## Start Data to use

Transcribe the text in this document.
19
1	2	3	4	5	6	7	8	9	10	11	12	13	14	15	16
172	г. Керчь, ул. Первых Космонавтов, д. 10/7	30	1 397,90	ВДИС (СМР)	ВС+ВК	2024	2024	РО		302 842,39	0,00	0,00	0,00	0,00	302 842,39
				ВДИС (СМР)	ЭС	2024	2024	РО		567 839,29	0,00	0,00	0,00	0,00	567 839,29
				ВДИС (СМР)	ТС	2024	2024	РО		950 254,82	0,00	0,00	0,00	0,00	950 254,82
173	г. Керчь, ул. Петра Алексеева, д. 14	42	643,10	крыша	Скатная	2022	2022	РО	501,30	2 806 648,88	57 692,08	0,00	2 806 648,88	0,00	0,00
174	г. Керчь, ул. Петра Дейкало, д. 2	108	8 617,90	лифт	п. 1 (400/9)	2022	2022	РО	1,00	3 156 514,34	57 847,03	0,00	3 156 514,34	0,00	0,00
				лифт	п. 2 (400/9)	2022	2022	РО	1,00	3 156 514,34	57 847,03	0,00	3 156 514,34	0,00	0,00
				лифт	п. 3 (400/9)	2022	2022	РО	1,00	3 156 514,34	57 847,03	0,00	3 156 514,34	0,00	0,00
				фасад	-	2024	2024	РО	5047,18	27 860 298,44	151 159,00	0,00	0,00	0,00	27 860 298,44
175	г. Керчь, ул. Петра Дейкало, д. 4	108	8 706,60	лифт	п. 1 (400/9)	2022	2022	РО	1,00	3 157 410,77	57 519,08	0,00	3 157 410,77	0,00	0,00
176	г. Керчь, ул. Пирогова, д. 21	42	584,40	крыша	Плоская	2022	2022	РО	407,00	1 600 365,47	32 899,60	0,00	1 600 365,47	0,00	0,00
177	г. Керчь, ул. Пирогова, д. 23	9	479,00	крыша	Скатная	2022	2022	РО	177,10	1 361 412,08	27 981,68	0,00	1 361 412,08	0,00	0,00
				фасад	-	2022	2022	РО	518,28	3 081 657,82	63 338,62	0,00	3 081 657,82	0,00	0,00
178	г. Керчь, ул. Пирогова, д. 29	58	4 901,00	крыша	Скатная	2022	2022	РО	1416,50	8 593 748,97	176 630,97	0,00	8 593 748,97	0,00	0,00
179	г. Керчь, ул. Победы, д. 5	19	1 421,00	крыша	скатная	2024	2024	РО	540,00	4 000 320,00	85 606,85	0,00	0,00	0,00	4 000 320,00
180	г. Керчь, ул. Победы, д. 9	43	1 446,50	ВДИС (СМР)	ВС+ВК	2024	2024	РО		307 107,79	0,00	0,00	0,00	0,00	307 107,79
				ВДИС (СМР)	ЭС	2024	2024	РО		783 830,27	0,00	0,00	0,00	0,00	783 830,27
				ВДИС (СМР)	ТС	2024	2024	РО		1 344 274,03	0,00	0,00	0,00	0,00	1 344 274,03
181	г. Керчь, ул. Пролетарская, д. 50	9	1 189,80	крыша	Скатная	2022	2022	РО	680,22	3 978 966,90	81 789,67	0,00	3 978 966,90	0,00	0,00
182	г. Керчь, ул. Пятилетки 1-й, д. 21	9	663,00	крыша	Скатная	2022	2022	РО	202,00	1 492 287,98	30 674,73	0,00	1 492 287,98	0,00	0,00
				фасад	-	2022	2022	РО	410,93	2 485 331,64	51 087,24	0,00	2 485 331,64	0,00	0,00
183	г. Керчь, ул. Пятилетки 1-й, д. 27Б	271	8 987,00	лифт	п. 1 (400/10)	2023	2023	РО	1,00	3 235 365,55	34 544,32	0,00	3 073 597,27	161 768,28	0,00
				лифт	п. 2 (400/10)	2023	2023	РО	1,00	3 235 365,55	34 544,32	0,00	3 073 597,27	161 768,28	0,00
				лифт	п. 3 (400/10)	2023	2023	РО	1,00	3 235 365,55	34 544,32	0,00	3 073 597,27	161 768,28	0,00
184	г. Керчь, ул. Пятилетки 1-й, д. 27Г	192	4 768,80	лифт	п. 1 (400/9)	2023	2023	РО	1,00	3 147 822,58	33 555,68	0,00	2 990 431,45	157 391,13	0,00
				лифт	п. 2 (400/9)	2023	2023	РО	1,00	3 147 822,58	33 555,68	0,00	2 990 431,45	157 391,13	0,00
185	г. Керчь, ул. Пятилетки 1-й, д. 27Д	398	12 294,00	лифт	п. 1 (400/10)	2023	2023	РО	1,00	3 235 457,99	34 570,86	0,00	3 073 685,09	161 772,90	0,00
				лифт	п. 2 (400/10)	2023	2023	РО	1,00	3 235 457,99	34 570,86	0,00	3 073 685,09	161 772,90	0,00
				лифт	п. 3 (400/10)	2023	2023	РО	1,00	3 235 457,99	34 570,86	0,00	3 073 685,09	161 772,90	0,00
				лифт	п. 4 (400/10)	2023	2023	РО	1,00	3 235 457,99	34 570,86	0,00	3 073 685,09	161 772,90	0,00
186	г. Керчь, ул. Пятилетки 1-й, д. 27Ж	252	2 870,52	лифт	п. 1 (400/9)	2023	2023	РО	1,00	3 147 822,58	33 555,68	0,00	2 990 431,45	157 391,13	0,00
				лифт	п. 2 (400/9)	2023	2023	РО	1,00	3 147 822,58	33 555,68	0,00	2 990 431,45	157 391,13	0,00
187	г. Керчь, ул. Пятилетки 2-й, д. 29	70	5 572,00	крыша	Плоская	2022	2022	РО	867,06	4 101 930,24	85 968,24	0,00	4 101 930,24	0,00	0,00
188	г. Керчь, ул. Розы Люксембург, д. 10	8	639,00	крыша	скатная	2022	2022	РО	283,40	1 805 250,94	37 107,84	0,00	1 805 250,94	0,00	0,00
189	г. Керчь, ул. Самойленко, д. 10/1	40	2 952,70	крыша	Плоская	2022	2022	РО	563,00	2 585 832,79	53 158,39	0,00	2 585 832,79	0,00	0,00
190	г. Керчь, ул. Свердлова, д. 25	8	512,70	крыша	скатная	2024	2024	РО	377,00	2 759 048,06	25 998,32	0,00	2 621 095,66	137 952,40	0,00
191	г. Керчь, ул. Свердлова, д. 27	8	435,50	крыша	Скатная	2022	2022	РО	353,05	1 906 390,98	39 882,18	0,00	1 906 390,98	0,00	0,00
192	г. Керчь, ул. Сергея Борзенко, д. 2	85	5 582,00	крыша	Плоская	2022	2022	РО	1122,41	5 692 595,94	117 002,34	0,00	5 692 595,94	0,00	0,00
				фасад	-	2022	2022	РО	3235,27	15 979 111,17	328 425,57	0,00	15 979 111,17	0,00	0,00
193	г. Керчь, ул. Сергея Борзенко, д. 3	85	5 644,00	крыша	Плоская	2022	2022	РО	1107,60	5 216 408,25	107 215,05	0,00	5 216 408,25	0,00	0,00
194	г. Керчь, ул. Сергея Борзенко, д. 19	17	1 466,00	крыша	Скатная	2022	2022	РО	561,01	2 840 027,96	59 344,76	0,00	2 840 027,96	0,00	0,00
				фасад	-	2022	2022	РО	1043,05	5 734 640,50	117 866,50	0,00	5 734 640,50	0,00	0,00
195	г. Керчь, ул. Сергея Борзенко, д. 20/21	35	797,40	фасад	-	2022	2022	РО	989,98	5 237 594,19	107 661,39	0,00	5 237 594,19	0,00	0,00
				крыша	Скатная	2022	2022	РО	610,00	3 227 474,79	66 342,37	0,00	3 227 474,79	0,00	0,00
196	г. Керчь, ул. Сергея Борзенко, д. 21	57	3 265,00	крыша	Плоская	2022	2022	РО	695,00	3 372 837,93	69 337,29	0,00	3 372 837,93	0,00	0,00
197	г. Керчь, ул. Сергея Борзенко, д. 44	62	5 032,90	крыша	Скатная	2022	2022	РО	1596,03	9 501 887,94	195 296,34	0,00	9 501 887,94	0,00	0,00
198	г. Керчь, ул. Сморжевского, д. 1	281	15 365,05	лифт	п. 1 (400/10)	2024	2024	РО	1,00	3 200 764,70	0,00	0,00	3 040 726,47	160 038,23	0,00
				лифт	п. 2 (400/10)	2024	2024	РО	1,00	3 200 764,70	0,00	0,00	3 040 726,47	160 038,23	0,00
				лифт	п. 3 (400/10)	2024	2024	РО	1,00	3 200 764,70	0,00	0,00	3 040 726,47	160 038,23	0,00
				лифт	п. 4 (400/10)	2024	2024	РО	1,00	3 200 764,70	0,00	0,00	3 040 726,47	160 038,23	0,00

## End Data to use

#### Instructions to follow:
Find every line with the word "Дейкало" and state how many there are, with no other words.

#### Expected answer:
2